## Data to use
※

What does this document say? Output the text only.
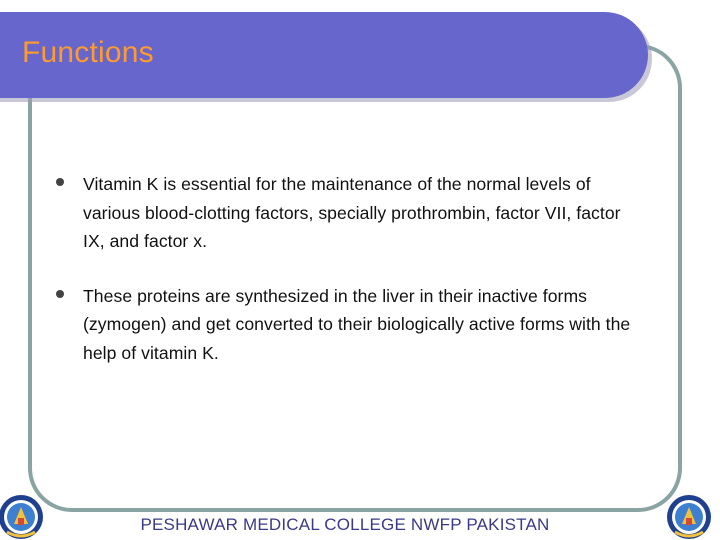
Functions
Vitamin K is essential for the maintenance of the normal levels of various blood-clotting factors, specially prothrombin, factor VII, factor IX, and factor x.
These proteins are synthesized in the liver in their inactive forms (zymogen) and get converted to their biologically active forms with the help of vitamin K.
PESHAWAR MEDICAL COLLEGE NWFP PAKISTAN
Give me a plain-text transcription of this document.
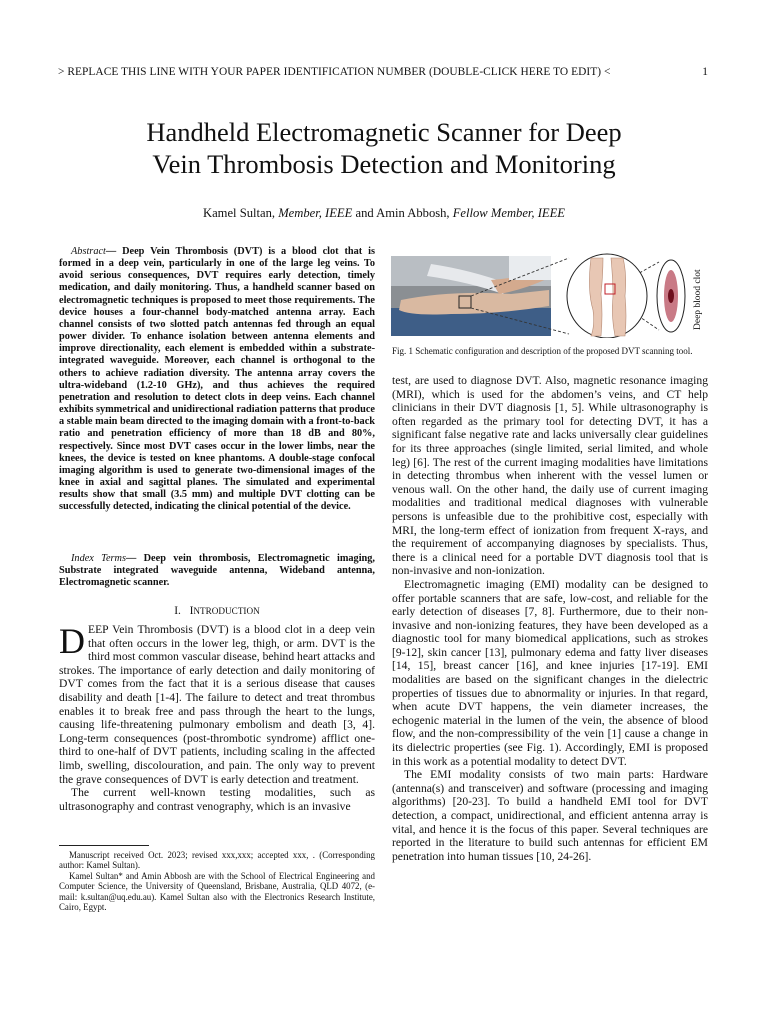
> REPLACE THIS LINE WITH YOUR PAPER IDENTIFICATION NUMBER (DOUBLE-CLICK HERE TO EDIT) <	1
Handheld Electromagnetic Scanner for Deep
Vein Thrombosis Detection and Monitoring
Kamel Sultan, Member, IEEE and Amin Abbosh, Fellow Member, IEEE

Abstract— Deep Vein Thrombosis (DVT) is a blood clot that is formed in a deep vein, particularly in one of the large leg veins. To avoid serious consequences, DVT requires early detection, timely medication, and daily monitoring. Thus, a handheld scanner based on electromagnetic techniques is proposed to meet those requirements. The device houses a four-channel body-matched antenna array. Each channel consists of two slotted patch antennas fed through an equal power divider. To enhance isolation between antenna elements and improve directionality, each element is embedded within a substrate-integrated waveguide. Moreover, each channel is orthogonal to the others to achieve radiation diversity. The antenna array covers the ultra-wideband (1.2-10 GHz), and thus achieves the required penetration and resolution to detect clots in deep veins. Each channel exhibits symmetrical and unidirectional radiation patterns that produce a stable main beam directed to the imaging domain with a front-to-back ratio and penetration efficiency of more than 18 dB and 80%, respectively. Since most DVT cases occur in the lower limbs, near the knees, the device is tested on knee phantoms. A double-stage confocal imaging algorithm is used to generate two-dimensional images of the knee in axial and sagittal planes. The simulated and experimental results show that small (3.5 mm) and multiple DVT clotting can be successfully detected, indicating the clinical potential of the device.

Index Terms— Deep vein thrombosis, Electromagnetic imaging, Substrate integrated waveguide antenna, Wideband antenna, Electromagnetic scanner.

I. INTRODUCTION

DEEP Vein Thrombosis (DVT) is a blood clot in a deep vein that often occurs in the lower leg, thigh, or arm. DVT is the third most common vascular disease, behind heart attacks and strokes. The importance of early detection and daily monitoring of DVT comes from the fact that it is a serious disease that causes disability and death [1-4]. The failure to detect and treat thrombus enables it to break free and pass through the heart to the lungs, causing life-threatening pulmonary embolism and death [3, 4]. Long-term consequences (post-thrombotic syndrome) afflict one-third to one-half of DVT patients, including scaling in the affected limb, swelling, discolouration, and pain. The only way to prevent the grave consequences of DVT is early detection and treatment.

The current well-known testing modalities, such as ultrasonography and contrast venography, which is an invasive

Manuscript received Oct. 2023; revised xxx,xxx; accepted xxx, . (Corresponding author: Kamel Sultan).

Kamel Sultan* and Amin Abbosh are with the School of Electrical Engineering and Computer Science, the University of Queensland, Brisbane, Australia, QLD 4072, (e-mail: k.sultan@uq.edu.au). Kamel Sultan also with the Electronics Research Institute, Cairo, Egypt.

Deep blood clot

Fig. 1 Schematic configuration and description of the proposed DVT scanning tool.

test, are used to diagnose DVT. Also, magnetic resonance imaging (MRI), which is used for the abdomen’s veins, and CT help clinicians in their DVT diagnosis [1, 5]. While ultrasonography is often regarded as the primary tool for detecting DVT, it has a significant false negative rate and lacks universally clear guidelines for its three approaches (single limited, serial limited, and whole leg) [6]. The rest of the current imaging modalities have limitations in detecting thrombus when inherent with the vessel lumen or venous wall. On the other hand, the daily use of current imaging modalities and traditional medical diagnoses with vulnerable persons is unfeasible due to the prohibitive cost, especially with MRI, the long-term effect of ionization from frequent X-rays, and the requirement of accompanying diagnoses by specialists. Thus, there is a clinical need for a portable DVT diagnosis tool that is non-invasive and non-ionization.

Electromagnetic imaging (EMI) modality can be designed to offer portable scanners that are safe, low-cost, and reliable for the early detection of diseases [7, 8]. Furthermore, due to their non-invasive and non-ionizing features, they have been developed as a diagnostic tool for many biomedical applications, such as strokes [9-12], skin cancer [13], pulmonary edema and fatty liver diseases [14, 15], breast cancer [16], and knee injuries [17-19]. EMI modalities are based on the significant changes in the dielectric properties of tissues due to abnormality or injuries. In that regard, when acute DVT happens, the vein diameter increases, the echogenic material in the lumen of the vein, the absence of blood flow, and the non-compressibility of the vein [1] cause a change in its dielectric properties (see Fig. 1). Accordingly, EMI is proposed in this work as a potential modality to detect DVT.

The EMI modality consists of two main parts: Hardware (antenna(s) and transceiver) and software (processing and imaging algorithms) [20-23]. To build a handheld EMI tool for DVT detection, a compact, unidirectional, and efficient antenna array is vital, and hence it is the focus of this paper. Several techniques are reported in the literature to build such antennas for efficient EM penetration into human tissues [10, 24-26].
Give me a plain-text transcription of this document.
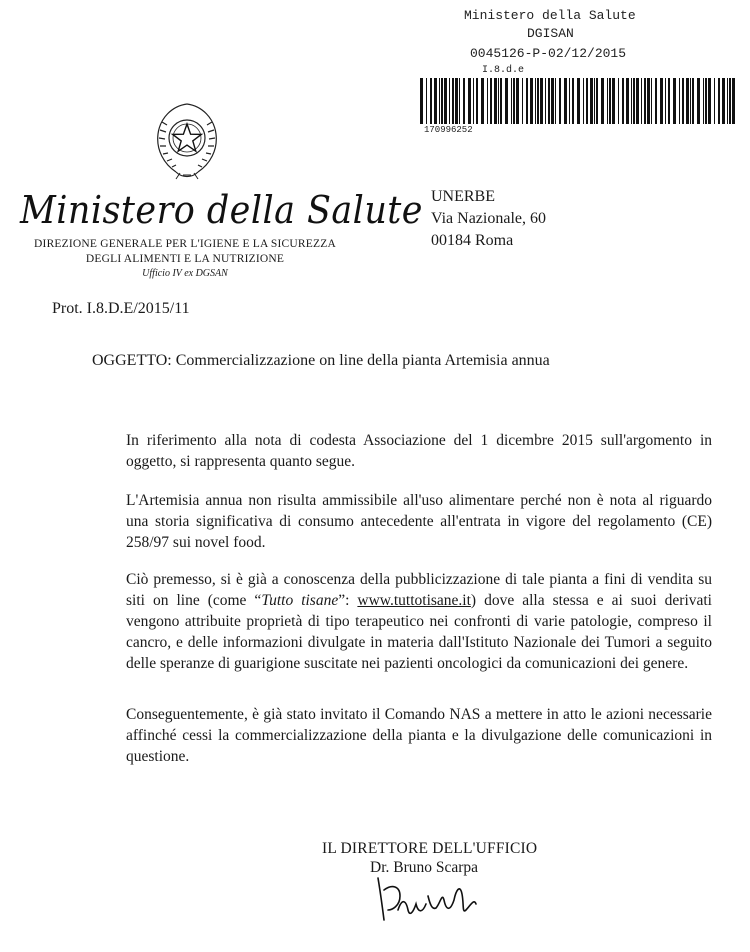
Ministero della Salute
DGISAN
0045126-P-02/12/2015
I.8.d.e
170996252
Ministero della Salute
DIREZIONE GENERALE PER L'IGIENE E LA SICUREZZA
DEGLI ALIMENTI E LA NUTRIZIONE
Ufficio IV ex DGSAN
UNERBE
Via Nazionale, 60
00184 Roma
Prot. I.8.D.E/2015/11
OGGETTO: Commercializzazione on line della pianta Artemisia annua
In riferimento alla nota di codesta Associazione del 1 dicembre 2015 sull'argomento in oggetto, si rappresenta quanto segue.
L'Artemisia annua non risulta ammissibile all'uso alimentare perché non è nota al riguardo una storia significativa di consumo antecedente all'entrata in vigore del regolamento (CE) 258/97 sui novel food.
Ciò premesso, si è già a conoscenza della pubblicizzazione di tale pianta a fini di vendita su siti on line (come “Tutto tisane”: www.tuttotisane.it) dove alla stessa e ai suoi derivati vengono attribuite proprietà di tipo terapeutico nei confronti di varie patologie, compreso il cancro, e delle informazioni divulgate in materia dall'Istituto Nazionale dei Tumori a seguito delle speranze di guarigione suscitate nei pazienti oncologici da comunicazioni dei genere.
Conseguentemente, è già stato invitato il Comando NAS a mettere in atto le azioni necessarie affinché cessi la commercializzazione della pianta e la divulgazione delle comunicazioni in questione.
IL DIRETTORE DELL'UFFICIO
Dr. Bruno Scarpa
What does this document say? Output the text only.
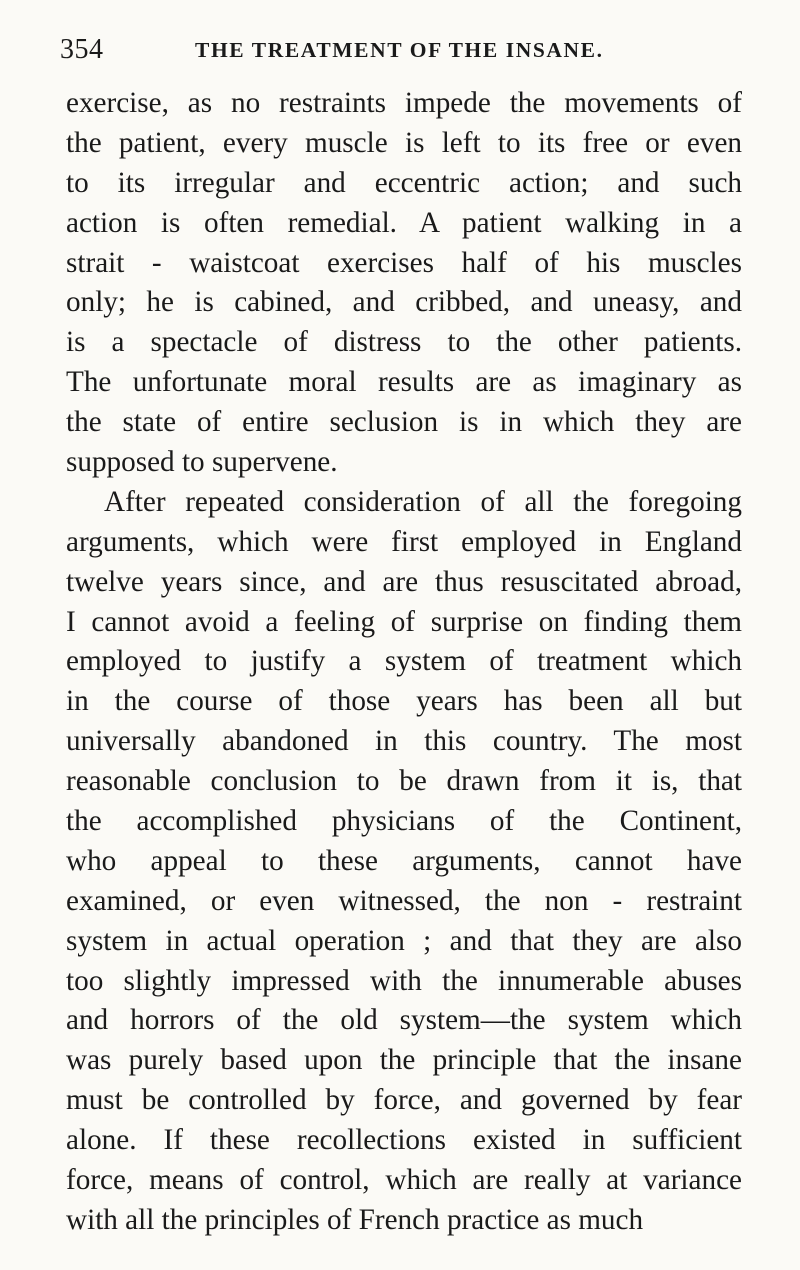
354	THE TREATMENT OF THE INSANE.
exercise, as no restraints impede the movements of
the patient, every muscle is left to its free or even
to its irregular and eccentric action; and such
action is often remedial. A patient walking in a
strait - waistcoat exercises half of his muscles
only; he is cabined, and cribbed, and uneasy, and
is a spectacle of distress to the other patients.
The unfortunate moral results are as imaginary as
the state of entire seclusion is in which they are
supposed to supervene.
After repeated consideration of all the foregoing
arguments, which were first employed in England
twelve years since, and are thus resuscitated abroad,
I cannot avoid a feeling of surprise on finding them
employed to justify a system of treatment which
in the course of those years has been all but
universally abandoned in this country. The most
reasonable conclusion to be drawn from it is, that
the accomplished physicians of the Continent,
who appeal to these arguments, cannot have
examined, or even witnessed, the non - restraint
system in actual operation ; and that they are also
too slightly impressed with the innumerable abuses
and horrors of the old system—the system which
was purely based upon the principle that the insane
must be controlled by force, and governed by fear
alone. If these recollections existed in sufficient
force, means of control, which are really at variance
with all the principles of French practice as much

※

## Brief
The word to find is "comunicazioni". Copy every line of the records that holds it.

## The completed task
Ciò premesso, si è già a conoscenza della pubblicizzazione di tale pianta a fini di vendita su siti on line (come “Tutto tisane”: www.tuttotisane.it) dove alla stessa e ai suoi derivati vengono attribuite proprietà di tipo terapeutico nei confronti di varie patologie, compreso il cancro, e delle informazioni divulgate in materia dall'Istituto Nazionale dei Tumori a seguito delle speranze di guarigione suscitate nei pazienti oncologici da comunicazioni dei genere.
Conseguentemente, è già stato invitato il Comando NAS a mettere in atto le azioni necessarie affinché cessi la commercializzazione della pianta e la divulgazione delle comunicazioni in questione.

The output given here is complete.